Written exercise:
Filter the data for lines with the word "JSON", then copy every line so identified.

..............................

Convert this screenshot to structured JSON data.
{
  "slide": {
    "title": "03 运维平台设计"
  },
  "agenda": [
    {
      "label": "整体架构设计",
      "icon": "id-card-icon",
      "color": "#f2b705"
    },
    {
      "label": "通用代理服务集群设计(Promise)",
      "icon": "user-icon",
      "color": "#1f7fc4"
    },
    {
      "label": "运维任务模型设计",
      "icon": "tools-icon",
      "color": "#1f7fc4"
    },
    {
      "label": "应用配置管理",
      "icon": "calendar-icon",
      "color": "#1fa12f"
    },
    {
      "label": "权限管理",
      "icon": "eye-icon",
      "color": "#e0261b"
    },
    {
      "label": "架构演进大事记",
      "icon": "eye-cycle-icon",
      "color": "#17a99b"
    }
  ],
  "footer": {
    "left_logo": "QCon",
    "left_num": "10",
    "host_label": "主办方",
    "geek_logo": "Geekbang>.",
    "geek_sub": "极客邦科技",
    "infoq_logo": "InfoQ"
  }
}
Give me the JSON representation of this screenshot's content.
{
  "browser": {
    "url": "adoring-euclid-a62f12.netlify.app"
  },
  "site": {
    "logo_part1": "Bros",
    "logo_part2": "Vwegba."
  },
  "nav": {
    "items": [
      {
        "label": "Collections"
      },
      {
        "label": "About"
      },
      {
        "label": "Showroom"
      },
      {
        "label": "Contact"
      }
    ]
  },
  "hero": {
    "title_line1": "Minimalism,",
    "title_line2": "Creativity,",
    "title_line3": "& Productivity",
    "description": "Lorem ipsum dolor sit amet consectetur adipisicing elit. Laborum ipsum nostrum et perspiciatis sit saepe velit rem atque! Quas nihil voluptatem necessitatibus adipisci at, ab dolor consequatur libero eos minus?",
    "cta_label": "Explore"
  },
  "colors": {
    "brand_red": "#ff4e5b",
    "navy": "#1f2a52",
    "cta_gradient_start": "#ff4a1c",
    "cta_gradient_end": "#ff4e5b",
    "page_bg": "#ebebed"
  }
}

..............................

Exercise solution:
Convert this screenshot to structured JSON data.
Give me the JSON representation of this screenshot's content.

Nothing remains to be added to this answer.